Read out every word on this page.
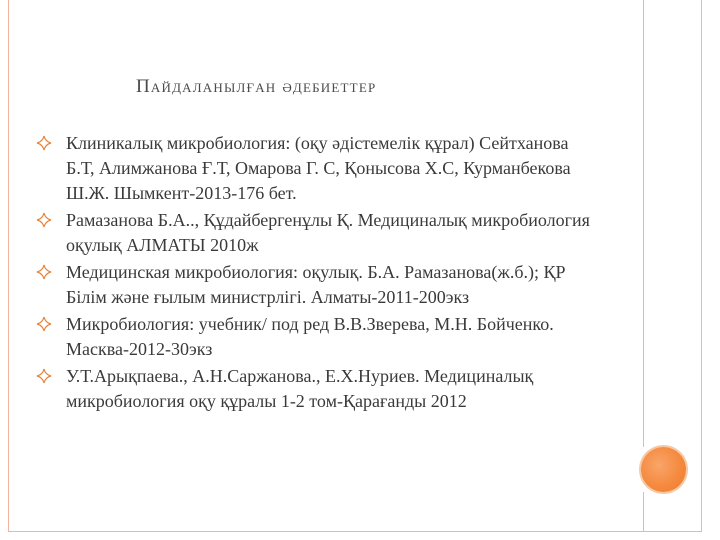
Пайдаланылған әдебиеттер
Клиникалық микробиология: (оқу әдістемелік құрал) Сейтханова Б.Т, Алимжанова Ғ.Т, Омарова Г. С, Қонысова Х.С, Курманбекова Ш.Ж. Шымкент-2013-176 бет.
Рамазанова Б.А.., Құдайбергенұлы Қ. Медициналық микробиология оқулық АЛМАТЫ 2010ж
Медицинская микробиология: оқулық. Б.А. Рамазанова(ж.б.); ҚР Білім және ғылым министрлігі. Алматы-2011-200экз
Микробиология: учебник/ под ред В.В.Зверева, М.Н. Бойченко. Масква-2012-30экз
У.Т.Арықпаева., А.Н.Саржанова., Е.Х.Нуриев. Медициналық микробиология оқу құралы 1-2 том-Қарағанды 2012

» **EXERCISE INSTRUCTIONS**:
Every entry should be returned exactly as written, minus the pictures.

» **ANSWER IN FULL**:
Read out every word on this page.
Пайдаланылған әдебиеттер
Клиникалық микробиология: (оқу әдістемелік құрал) Сейтханова Б.Т, Алимжанова Ғ.Т, Омарова Г. С, Қонысова Х.С, Курманбекова Ш.Ж. Шымкент-2013-176 бет.
Рамазанова Б.А.., Құдайбергенұлы Қ. Медициналық микробиология оқулық АЛМАТЫ 2010ж
Медицинская микробиология: оқулық. Б.А. Рамазанова(ж.б.); ҚР Білім және ғылым министрлігі. Алматы-2011-200экз
Микробиология: учебник/ под ред В.В.Зверева, М.Н. Бойченко. Масква-2012-30экз
У.Т.Арықпаева., А.Н.Саржанова., Е.Х.Нуриев. Медициналық микробиология оқу құралы 1-2 том-Қарағанды 2012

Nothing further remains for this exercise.